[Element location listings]
===

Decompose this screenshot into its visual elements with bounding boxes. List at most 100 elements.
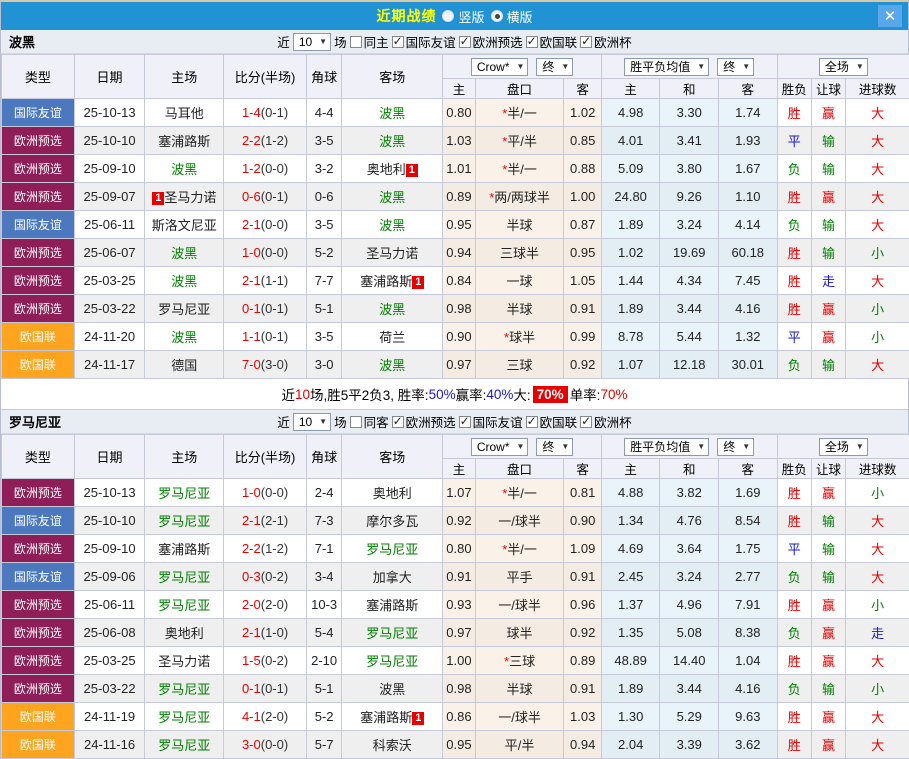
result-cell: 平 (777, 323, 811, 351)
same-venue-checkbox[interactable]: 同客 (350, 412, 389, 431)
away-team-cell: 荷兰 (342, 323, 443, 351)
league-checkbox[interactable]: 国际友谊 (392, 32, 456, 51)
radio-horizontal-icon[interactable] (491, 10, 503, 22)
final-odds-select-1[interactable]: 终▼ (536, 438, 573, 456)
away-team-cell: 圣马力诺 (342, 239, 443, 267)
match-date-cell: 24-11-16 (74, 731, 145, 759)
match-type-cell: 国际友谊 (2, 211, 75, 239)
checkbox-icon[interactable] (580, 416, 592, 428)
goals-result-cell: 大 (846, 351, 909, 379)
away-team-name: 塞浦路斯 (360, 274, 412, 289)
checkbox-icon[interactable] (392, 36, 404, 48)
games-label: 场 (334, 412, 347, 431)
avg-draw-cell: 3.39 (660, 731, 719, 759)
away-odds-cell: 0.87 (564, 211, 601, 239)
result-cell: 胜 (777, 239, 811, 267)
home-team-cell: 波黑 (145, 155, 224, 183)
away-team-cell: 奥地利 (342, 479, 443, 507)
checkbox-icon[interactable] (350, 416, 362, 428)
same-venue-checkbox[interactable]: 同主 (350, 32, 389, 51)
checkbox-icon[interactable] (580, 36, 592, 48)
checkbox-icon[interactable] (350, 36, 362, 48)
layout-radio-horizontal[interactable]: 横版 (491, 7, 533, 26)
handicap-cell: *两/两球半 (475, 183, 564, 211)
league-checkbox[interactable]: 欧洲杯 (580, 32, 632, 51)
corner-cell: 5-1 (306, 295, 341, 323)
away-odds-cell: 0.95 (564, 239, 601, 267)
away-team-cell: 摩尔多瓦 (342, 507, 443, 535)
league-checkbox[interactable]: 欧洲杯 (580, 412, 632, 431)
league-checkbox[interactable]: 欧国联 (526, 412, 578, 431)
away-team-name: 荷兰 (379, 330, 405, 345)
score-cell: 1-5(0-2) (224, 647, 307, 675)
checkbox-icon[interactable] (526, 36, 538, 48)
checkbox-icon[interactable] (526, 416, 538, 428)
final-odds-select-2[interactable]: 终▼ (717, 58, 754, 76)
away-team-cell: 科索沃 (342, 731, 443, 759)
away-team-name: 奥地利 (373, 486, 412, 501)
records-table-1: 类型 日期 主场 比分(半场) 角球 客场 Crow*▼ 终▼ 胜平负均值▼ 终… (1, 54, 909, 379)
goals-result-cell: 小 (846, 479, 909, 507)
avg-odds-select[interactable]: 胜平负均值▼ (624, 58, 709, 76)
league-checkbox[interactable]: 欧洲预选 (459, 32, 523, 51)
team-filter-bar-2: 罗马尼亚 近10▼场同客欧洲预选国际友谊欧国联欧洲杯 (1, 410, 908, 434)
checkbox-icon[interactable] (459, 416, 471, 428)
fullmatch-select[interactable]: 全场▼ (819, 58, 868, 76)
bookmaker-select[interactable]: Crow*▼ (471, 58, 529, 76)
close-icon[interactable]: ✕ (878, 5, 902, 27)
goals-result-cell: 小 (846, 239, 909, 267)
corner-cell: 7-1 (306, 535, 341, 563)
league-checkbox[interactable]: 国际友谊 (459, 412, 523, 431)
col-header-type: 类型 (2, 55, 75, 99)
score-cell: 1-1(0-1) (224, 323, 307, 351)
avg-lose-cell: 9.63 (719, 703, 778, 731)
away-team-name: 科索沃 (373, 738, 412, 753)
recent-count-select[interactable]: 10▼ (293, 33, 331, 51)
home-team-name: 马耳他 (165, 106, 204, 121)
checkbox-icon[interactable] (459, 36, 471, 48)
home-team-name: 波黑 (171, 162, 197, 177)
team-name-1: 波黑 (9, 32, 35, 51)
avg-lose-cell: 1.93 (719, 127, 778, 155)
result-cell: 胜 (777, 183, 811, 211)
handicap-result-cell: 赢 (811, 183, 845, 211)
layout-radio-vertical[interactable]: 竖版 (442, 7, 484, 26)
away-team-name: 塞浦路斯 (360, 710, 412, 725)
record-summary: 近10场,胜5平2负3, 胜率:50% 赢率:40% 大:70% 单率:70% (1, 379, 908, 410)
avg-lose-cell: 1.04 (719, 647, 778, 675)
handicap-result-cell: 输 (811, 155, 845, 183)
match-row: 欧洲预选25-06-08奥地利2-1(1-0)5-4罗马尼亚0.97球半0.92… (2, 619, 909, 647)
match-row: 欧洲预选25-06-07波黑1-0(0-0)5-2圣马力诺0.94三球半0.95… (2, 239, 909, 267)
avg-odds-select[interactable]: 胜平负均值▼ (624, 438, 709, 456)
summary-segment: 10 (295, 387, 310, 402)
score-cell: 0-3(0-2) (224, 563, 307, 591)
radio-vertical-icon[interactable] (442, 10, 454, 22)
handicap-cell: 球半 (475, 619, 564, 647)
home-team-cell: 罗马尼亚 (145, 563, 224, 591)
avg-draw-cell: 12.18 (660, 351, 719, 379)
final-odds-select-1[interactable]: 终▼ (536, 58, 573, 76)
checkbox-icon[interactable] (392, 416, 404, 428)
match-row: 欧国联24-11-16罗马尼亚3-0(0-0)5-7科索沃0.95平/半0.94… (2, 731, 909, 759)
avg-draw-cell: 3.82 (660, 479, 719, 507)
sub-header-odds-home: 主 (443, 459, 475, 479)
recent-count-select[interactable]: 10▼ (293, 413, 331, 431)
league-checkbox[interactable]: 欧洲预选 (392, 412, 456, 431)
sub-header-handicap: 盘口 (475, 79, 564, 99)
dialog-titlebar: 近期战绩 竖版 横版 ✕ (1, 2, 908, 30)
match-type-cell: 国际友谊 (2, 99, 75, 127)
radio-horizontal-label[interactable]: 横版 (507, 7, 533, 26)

===

### STATED EXERCISE
How many lines in the data above contain the string "venue", matching case exactly? Reply with the number only.

### ANSWER TO THIS PROBLEM
2